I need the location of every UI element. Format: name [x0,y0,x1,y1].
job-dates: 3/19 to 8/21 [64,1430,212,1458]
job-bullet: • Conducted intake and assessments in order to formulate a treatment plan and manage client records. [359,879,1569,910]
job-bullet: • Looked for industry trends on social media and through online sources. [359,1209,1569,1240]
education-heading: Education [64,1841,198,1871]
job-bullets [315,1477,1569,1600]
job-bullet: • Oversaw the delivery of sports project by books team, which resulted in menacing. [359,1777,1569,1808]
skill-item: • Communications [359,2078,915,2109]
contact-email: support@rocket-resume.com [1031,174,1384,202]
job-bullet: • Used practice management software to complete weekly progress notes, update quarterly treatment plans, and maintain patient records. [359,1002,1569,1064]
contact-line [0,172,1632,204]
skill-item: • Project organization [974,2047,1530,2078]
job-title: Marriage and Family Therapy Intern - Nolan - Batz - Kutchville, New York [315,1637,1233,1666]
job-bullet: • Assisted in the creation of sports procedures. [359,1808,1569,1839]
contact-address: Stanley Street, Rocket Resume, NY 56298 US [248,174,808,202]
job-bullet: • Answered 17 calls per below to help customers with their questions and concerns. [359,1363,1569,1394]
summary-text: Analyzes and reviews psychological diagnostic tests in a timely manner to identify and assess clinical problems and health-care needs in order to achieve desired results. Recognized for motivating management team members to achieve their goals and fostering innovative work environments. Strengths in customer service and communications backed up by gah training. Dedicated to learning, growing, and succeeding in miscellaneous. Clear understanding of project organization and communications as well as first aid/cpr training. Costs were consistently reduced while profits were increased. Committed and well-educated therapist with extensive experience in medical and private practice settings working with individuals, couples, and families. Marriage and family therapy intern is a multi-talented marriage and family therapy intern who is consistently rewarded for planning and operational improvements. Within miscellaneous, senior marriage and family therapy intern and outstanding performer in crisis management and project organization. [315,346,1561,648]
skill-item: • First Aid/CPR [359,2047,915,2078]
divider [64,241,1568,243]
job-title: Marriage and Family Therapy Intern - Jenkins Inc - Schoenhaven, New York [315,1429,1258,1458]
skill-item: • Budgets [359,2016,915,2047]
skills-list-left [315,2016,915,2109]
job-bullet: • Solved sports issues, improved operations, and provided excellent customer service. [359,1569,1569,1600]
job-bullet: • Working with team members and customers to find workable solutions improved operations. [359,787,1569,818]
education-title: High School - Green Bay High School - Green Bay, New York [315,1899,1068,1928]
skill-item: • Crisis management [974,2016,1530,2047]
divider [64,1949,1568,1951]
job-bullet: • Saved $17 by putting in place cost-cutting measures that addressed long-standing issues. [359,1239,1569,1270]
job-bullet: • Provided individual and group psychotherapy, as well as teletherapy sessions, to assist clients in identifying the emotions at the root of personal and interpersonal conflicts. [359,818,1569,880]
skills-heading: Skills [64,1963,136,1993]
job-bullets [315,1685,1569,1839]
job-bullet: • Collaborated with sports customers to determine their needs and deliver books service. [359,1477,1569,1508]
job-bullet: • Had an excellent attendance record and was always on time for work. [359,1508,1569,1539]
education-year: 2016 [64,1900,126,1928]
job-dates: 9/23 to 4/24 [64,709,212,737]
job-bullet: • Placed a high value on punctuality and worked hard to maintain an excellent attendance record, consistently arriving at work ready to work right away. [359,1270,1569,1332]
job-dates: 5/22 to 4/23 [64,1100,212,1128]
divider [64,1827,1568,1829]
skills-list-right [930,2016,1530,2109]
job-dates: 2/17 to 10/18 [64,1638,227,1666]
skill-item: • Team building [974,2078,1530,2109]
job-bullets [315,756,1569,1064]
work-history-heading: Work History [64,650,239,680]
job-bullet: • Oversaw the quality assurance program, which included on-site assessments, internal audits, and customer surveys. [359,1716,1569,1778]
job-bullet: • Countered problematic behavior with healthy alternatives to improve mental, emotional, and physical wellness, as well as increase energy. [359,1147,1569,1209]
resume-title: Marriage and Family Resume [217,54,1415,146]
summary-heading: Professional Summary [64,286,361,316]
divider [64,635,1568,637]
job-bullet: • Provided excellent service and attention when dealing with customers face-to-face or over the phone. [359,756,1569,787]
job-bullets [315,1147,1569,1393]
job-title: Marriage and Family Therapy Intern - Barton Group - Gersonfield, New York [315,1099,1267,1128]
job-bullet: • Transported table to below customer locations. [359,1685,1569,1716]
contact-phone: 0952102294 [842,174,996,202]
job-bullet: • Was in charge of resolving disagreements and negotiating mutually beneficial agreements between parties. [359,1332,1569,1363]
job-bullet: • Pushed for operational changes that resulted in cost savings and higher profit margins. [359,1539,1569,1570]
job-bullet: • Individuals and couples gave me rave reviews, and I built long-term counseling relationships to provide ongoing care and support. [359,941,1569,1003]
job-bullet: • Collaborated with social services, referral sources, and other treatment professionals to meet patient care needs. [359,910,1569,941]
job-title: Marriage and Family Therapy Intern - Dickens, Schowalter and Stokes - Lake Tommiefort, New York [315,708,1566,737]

Work required: Please reproduce the data above word for word, starting at its first line and ending at the line that contains "job-title: Marriage and Family Therapy Intern - Nolan", with both of those lines included.

Correct answer:
I need the location of every UI element. Format: name [x0,y0,x1,y1].
job-dates: 3/19 to 8/21 [64,1430,212,1458]
job-bullet: • Conducted intake and assessments in order to formulate a treatment plan and manage client records. [359,879,1569,910]
job-bullet: • Looked for industry trends on social media and through online sources. [359,1209,1569,1240]
education-heading: Education [64,1841,198,1871]
job-bullets [315,1477,1569,1600]
job-bullet: • Oversaw the delivery of sports project by books team, which resulted in menacing. [359,1777,1569,1808]
skill-item: • Communications [359,2078,915,2109]
contact-email: support@rocket-resume.com [1031,174,1384,202]
job-bullet: • Used practice management software to complete weekly progress notes, update quarterly treatment plans, and maintain patient records. [359,1002,1569,1064]
contact-line [0,172,1632,204]
skill-item: • Project organization [974,2047,1530,2078]
job-title: Marriage and Family Therapy Intern - Nolan - Batz - Kutchville, New York [315,1637,1233,1666]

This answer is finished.